= Exercise inputs =
━━━━
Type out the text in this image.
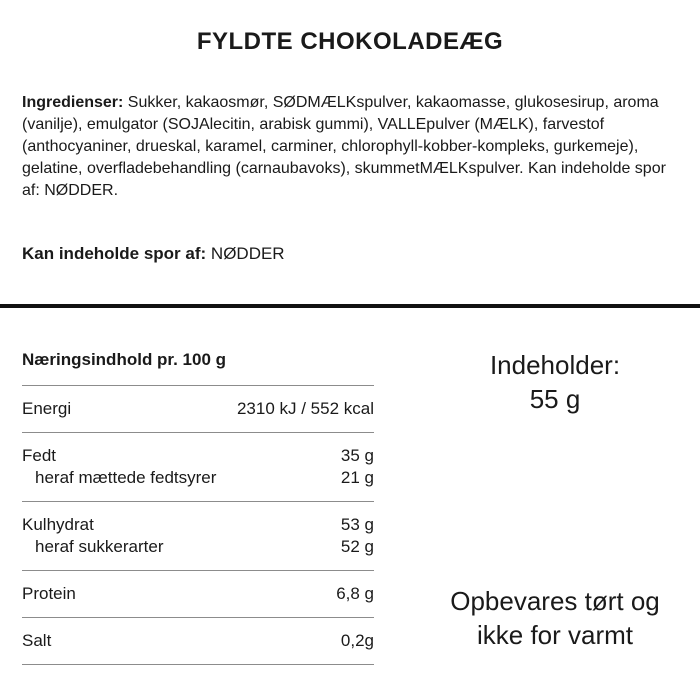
FYLDTE CHOKOLADEÆG
Ingredienser: Sukker, kakaosmør, SØDMÆLKspulver, kakaomasse, glukosesirup, aroma (vanilje), emulgator (SOJAlecitin, arabisk gummi), VALLEpulver (MÆLK), farvestof (anthocyaniner, drueskal, karamel, carminer, chlorophyll-kobber-kompleks, gurkemeje), gelatine, overfladebehandling (carnaubavoks), skummetMÆLKspulver. Kan indeholde spor af: NØDDER.
Kan indeholde spor af: NØDDER
Næringsindhold pr. 100 g
Energi	2310 kJ / 552 kcal
Fedt	35 g
heraf mættede fedtsyrer	21 g
Kulhydrat	53 g
heraf sukkerarter	52 g
Protein	6,8 g
Salt	0,2g
Indeholder:
55 g
Opbevares tørt og
ikke for varmt
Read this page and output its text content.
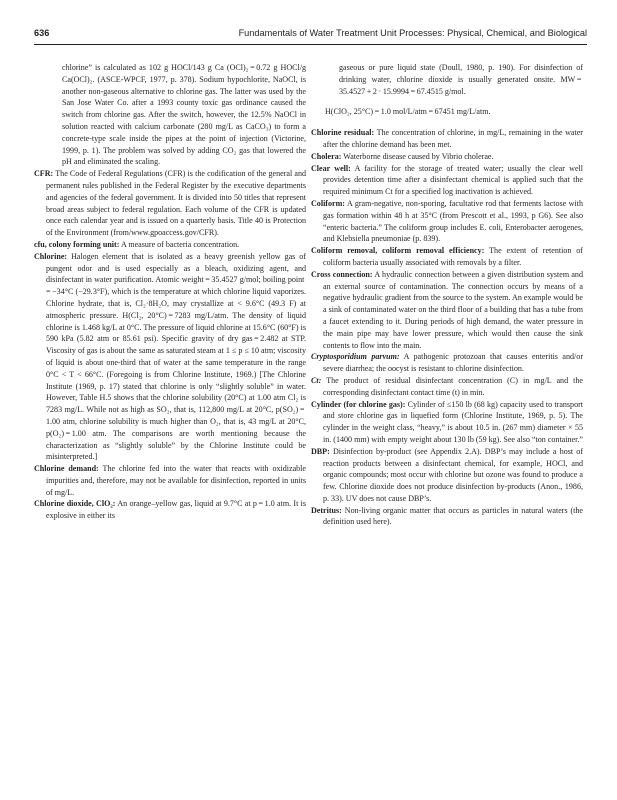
636	Fundamentals of Water Treatment Unit Processes: Physical, Chemical, and Biological
chlorine” is calculated as 102 g HOCl/143 g Ca (OCl)₂ = 0.72 g HOCl/g Ca(OCl)₂. (ASCE-WPCF, 1977, p. 378). Sodium hypochlorite, NaOCl, is another non-gaseous alternative to chlorine gas. The latter was used by the San Jose Water Co. after a 1993 county toxic gas ordinance caused the switch from chlorine gas. After the switch, however, the 12.5% NaOCl in solution reacted with calcium carbonate (280 mg/L as CaCO₃) to form a concrete-type scale inside the pipes at the point of injection (Victorine, 1999, p. 1). The problem was solved by adding CO₂ gas that lowered the pH and eliminated the scaling.
CFR: The Code of Federal Regulations (CFR) is the codification of the general and permanent rules published in the Federal Register by the executive departments and agencies of the federal government. It is divided into 50 titles that represent broad areas subject to federal regulation. Each volume of the CFR is updated once each calendar year and is issued on a quarterly basis. Title 40 is Protection of the Environment (from/www.gpoaccess.gov/CFR).
cfu, colony forming unit: A measure of bacteria concentration.
Chlorine: Halogen element that is isolated as a heavy greenish yellow gas of pungent odor and is used especially as a bleach, oxidizing agent, and disinfectant in water purification. Atomic weight = 35.4527 g/mol; boiling point = −34°C (−29.3°F), which is the temperature at which chlorine liquid vaporizes. Chlorine hydrate, that is, Cl₂·8H₂O, may crystallize at < 9.6°C (49.3 F) at atmospheric pressure. H(Cl₂, 20°C) = 7283 mg/L/atm. The density of liquid chlorine is 1.468 kg/L at 0°C. The pressure of liquid chlorine at 15.6°C (60°F) is 590 kPa (5.82 atm or 85.61 psi). Specific gravity of dry gas = 2.482 at STP. Viscosity of gas is about the same as saturated steam at 1 ≤ p ≤ 10 atm; viscosity of liquid is about one-third that of water at the same temperature in the range 0°C < T < 66°C. (Foregoing is from Chlorine Institute, 1969.) [The Chlorine Institute (1969, p. 17) stated that chlorine is only “slightly soluble” in water. However, Table H.5 shows that the chlorine solubility (20°C) at 1.00 atm Cl₂ is 7283 mg/L. While not as high as SO₂, that is, 112,800 mg/L at 20°C, p(SO₂) = 1.00 atm, chlorine solubility is much higher than O₂, that is, 43 mg/L at 20°C, p(O₂) = 1.00 atm. The comparisons are worth mentioning because the characterization as “slightly soluble” by the Chlorine Institute could be misinterpreted.]
Chlorine demand: The chlorine fed into the water that reacts with oxidizable impurities and, therefore, may not be available for disinfection, reported in units of mg/L.
Chlorine dioxide, ClO₂: An orange–yellow gas, liquid at 9.7°C at p = 1.0 atm. It is explosive in either its
gaseous or pure liquid state (Doull, 1980, p. 190). For disinfection of drinking water, chlorine dioxide is usually generated onsite. MW = 35.4527 + 2 · 15.9994 = 67.4515 g/mol.
H(ClO₂, 25°C) = 1.0 mol/L/atm = 67451 mg/L/atm.
Chlorine residual: The concentration of chlorine, in mg/L, remaining in the water after the chlorine demand has been met.
Cholera: Waterborne disease caused by Vibrio cholerae.
Clear well: A facility for the storage of treated water; usually the clear well provides detention time after a disinfectant chemical is applied such that the required minimum Ct for a specified log inactivation is achieved.
Coliform: A gram-negative, non-sporing, facultative rod that ferments lactose with gas formation within 48 h at 35°C (from Prescott et al., 1993, p G6). See also “enteric bacteria.” The coliform group includes E. coli, Enterobacter aerogenes, and Klebsiella pneumoniae (p. 839).
Coliform removal, coliform removal efficiency: The extent of retention of coliform bacteria usually associated with removals by a filter.
Cross connection: A hydraulic connection between a given distribution system and an external source of contamination. The connection occurs by means of a negative hydraulic gradient from the source to the system. An example would be a sink of contaminated water on the third floor of a building that has a tube from a faucet extending to it. During periods of high demand, the water pressure in the main pipe may have lower pressure, which would then cause the sink contents to flow into the main.
Cryptosporidium parvum: A pathogenic protozoan that causes enteritis and/or severe diarrhea; the oocyst is resistant to chlorine disinfection.
Ct: The product of residual disinfectant concentration (C) in mg/L and the corresponding disinfectant contact time (t) in min.
Cylinder (for chlorine gas): Cylinder of ≤150 lb (68 kg) capacity used to transport and store chlorine gas in liquefied form (Chlorine Institute, 1969, p. 5). The cylinder in the weight class, “heavy,” is about 10.5 in. (267 mm) diameter × 55 in. (1400 mm) with empty weight about 130 lb (59 kg). See also “ton container.”
DBP: Disinfection by-product (see Appendix 2.A). DBP’s may include a host of reaction products between a disinfectant chemical, for example, HOCl, and organic compounds; most occur with chlorine but ozone was found to produce a few. Chlorine dioxide does not produce disinfection by-products (Anon., 1986, p. 33). UV does not cause DBP’s.
Detritus: Non-living organic matter that occurs as particles in natural waters (the definition used here).
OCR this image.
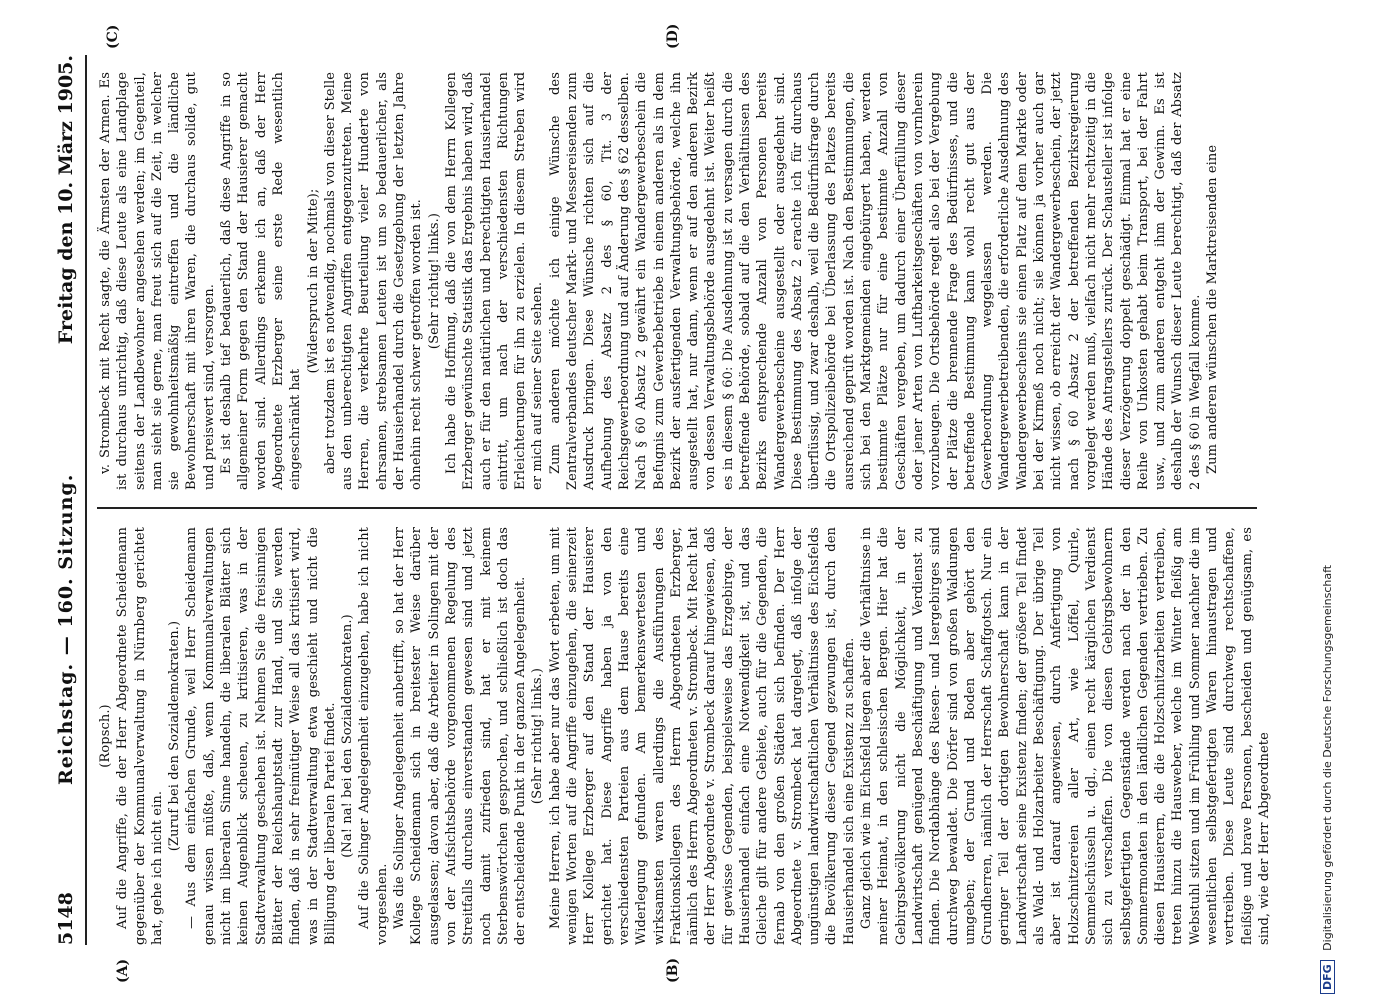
5148
Reichstag. — 160. Sitzung.
Freitag den 10. März 1905.
(A)	(B)
(C)	(D)

(Ropsch.) Auf die Angriffe, die der Herr Abgeordnete Scheidemann gegenüber der Kommunalverwaltung in Nürnberg gerichtet hat, gehe ich nicht ein.

(Zuruf bei den Sozialdemokraten.) — Aus dem einfachen Grunde, weil Herr Scheidemann genau wissen müßte, daß, wenn Kommunalverwaltungen nicht im liberalen Sinne handeln, die liberalen Blätter sich keinen Augenblick scheuen, zu kritisieren, was in der Stadtverwaltung geschehen ist. Nehmen Sie die freisinnigen Blätter der Reichshauptstadt zur Hand, und Sie werden finden, daß in sehr freimütiger Weise all das kritisiert wird, was in der Stadtverwaltung etwa geschieht und nicht die Billigung der liberalen Partei findet. (Na! na! bei den Sozialdemokraten.) Auf die Solinger Angelegenheit einzugehen, habe ich nicht vorgesehen. Was die Solinger Angelegenheit anbetrifft, so hat der Herr Kollege Scheidemann sich in breitester Weise darüber ausgelassen; davon aber, daß die Arbeiter in Solingen mit der von der Aufsichtsbehörde vorgenommenen Regelung des Streitfalls durchaus einverstanden gewesen sind und jetzt noch damit zufrieden sind, hat er mit keinem Sterbenswörtchen gesprochen, und schließlich ist doch das der entscheidende Punkt in der ganzen Angelegenheit. (Sehr richtig! links.) Meine Herren, ich habe aber nur das Wort erbeten, um mit wenigen Worten auf die Angriffe einzugehen, die seinerzeit Herr Kollege Erzberger auf den Stand der Hausierer gerichtet hat. Diese Angriffe haben ja von den verschiedensten Parteien aus dem Hause bereits eine Widerlegung gefunden. Am bemerkenswertesten und wirksamsten waren allerdings die Ausführungen des Fraktionskollegen des Herrn Abgeordneten Erzberger, nämlich des Herrn Abgeordneten v. Strombeck. Mit Recht hat der Herr Abgeordnete v. Strombeck darauf hingewiesen, daß für gewisse Gegenden, beispielsweise das Erzgebirge, der Hausierhandel einfach eine Notwendigkeit ist, und das Gleiche gilt für andere Gebiete, auch für die Gegenden, die fernab von den großen Städten sich befinden. Der Herr Abgeordnete v. Strombeck hat dargelegt, daß infolge der ungünstigen landwirtschaftlichen Verhältnisse des Eichsfelds die Bevölkerung dieser Gegend gezwungen ist, durch den Hausierhandel sich eine Existenz zu schaffen. Ganz gleich wie im Eichsfeld liegen aber die Verhältnisse in meiner Heimat, in den schlesischen Bergen. Hier hat die Gebirgsbevölkerung nicht die Möglichkeit, in der Landwirtschaft genügend Beschäftigung und Verdienst zu finden. Die Nordabhänge des Riesen- und Isergebirges sind durchweg bewaldet. Die Dörfer sind von großen Waldungen umgeben; der Grund und Boden aber gehört den Grundherren, nämlich der Herrschaft Schaffgotsch. Nur ein geringer Teil der dortigen Bewohnerschaft kann in der Landwirtschaft seine Existenz finden; der größere Teil findet als Wald- und Holzarbeiter Beschäftigung. Der übrige Teil aber ist darauf angewiesen, durch Anfertigung von Holzschnitzereien aller Art, wie Löffel, Quirle, Semmelschüsseln u. dgl., einen recht kärglichen Verdienst sich zu verschaffen. Die von diesen Gebirgsbewohnern selbstgefertigten Gegenstände werden nach der in den Sommermonaten in den ländlichen Gegenden vertrieben. Zu diesen Hausierern, die die Holzschnitzarbeiten vertreiben, treten hinzu die Hausweber, welche im Winter fleißig am Webstuhl sitzen und im Frühling und Sommer nachher die im wesentlichen selbstgefertigten Waren hinaustragen und vertreiben. Diese Leute sind durchweg rechtschaffene, fleißige und brave Personen, bescheiden und genügsam, es sind, wie der Herr Abgeordnete

v. Strombeck mit Recht sagte, die Ärmsten der Armen. Es ist durchaus unrichtig, daß diese Leute als eine Landplage seitens der Landbewohner angesehen werden; im Gegenteil, man sieht sie gerne, man freut sich auf die Zeit, in welcher sie gewohnheitsmäßig eintreffen und die ländliche Bewohnerschaft mit ihren Waren, die durchaus solide, gut und preiswert sind, versorgen. Es ist deshalb tief bedauerlich, daß diese Angriffe in so allgemeiner Form gegen den Stand der Hausierer gemacht worden sind. Allerdings erkenne ich an, daß der Herr Abgeordnete Erzberger seine erste Rede wesentlich eingeschränkt hat

(Widerspruch in der Mitte); aber trotzdem ist es notwendig, nochmals von dieser Stelle aus den unberechtigten Angriffen entgegenzutreten. Meine Herren, die verkehrte Beurteilung vieler Hunderte von ehrsamen, strebsamen Leuten ist um so bedauerlicher, als der Hausierhandel durch die Gesetzgebung der letzten Jahre ohnehin recht schwer getroffen worden ist. (Sehr richtig! links.) Ich habe die Hoffnung, daß die von dem Herrn Kollegen Erzberger gewünschte Statistik das Ergebnis haben wird, daß auch er für den natürlichen und berechtigten Hausierhandel eintritt, um nach der verschiedensten Richtungen Erleichterungen für ihn zu erzielen. In diesem Streben wird er mich auf seiner Seite sehen. Zum anderen möchte ich einige Wünsche des Zentralverbandes deutscher Markt- und Messereisenden zum Ausdruck bringen. Diese Wünsche richten sich auf die Aufhebung des Absatz 2 des § 60, Tit. 3 der Reichsgewerbeordnung und auf Änderung des § 62 desselben. Nach § 60 Absatz 2 gewährt ein Wandergewerbeschein die Befugnis zum Gewerbebetriebe in einem anderen als in dem Bezirk der ausfertigenden Verwaltungsbehörde, welche ihn ausgestellt hat, nur dann, wenn er auf den anderen Bezirk von dessen Verwaltungsbehörde ausgedehnt ist. Weiter heißt es in diesem § 60: Die Ausdehnung ist zu versagen durch die betreffende Behörde, sobald auf die den Verhältnissen des Bezirks entsprechende Anzahl von Personen bereits Wandergewerbescheine ausgestellt oder ausgedehnt sind. Diese Bestimmung des Absatz 2 erachte ich für durchaus überflüssig, und zwar deshalb, weil die Bedürfnisfrage durch die Ortspolizeibehörde bei Überlassung des Platzes bereits ausreichend geprüft worden ist. Nach den Bestimmungen, die sich bei den Marktgemeinden eingebürgert haben, werden bestimmte Plätze nur für eine bestimmte Anzahl von Geschäften vergeben, um dadurch einer Überfüllung dieser oder jener Arten von Luftbarkeitsgeschäften von vornherein vorzubeugen. Die Ortsbehörde regelt also bei der Vergebung der Plätze die brennende Frage des Bedürfnisses, und die betreffende Bestimmung kann wohl recht gut aus der Gewerbeordnung weggelassen werden. Die Wandergewerbetreibenden, die erforderliche Ausdehnung des Wandergewerbescheins sie einen Platz auf dem Markte oder bei der Kirmeß noch nicht; sie können ja vorher auch gar nicht wissen, ob erreicht der Wandergewerbeschein, der jetzt nach § 60 Absatz 2 der betreffenden Bezirksregierung vorgelegt werden muß, vielfach nicht mehr rechtzeitig in die Hände des Antragstellers zurück. Der Schausteller ist infolge dieser Verzögerung doppelt geschädigt. Einmal hat er eine Reihe von Unkosten gehabt beim Transport, bei der Fahrt usw., und zum anderen entgeht ihm der Gewinn. Es ist deshalb der Wunsch dieser Leute berechtigt, daß der Absatz 2 des § 60 in Wegfall komme. Zum anderen wünschen die Marktreisenden eine

DFG Digitalisierung gefördert durch die Deutsche Forschungsgemeinschaft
━━━━
= Exercise brief =
Within the data above, find the lines that contain the word "ClO₂" and copy each of them.

= Solution to the exercise =
Chlorine dioxide, ClO₂: An orange–yellow gas, liquid at 9.7°C at p = 1.0 atm. It is explosive in either its
H(ClO₂, 25°C) = 1.0 mol/L/atm = 67451 mg/L/atm.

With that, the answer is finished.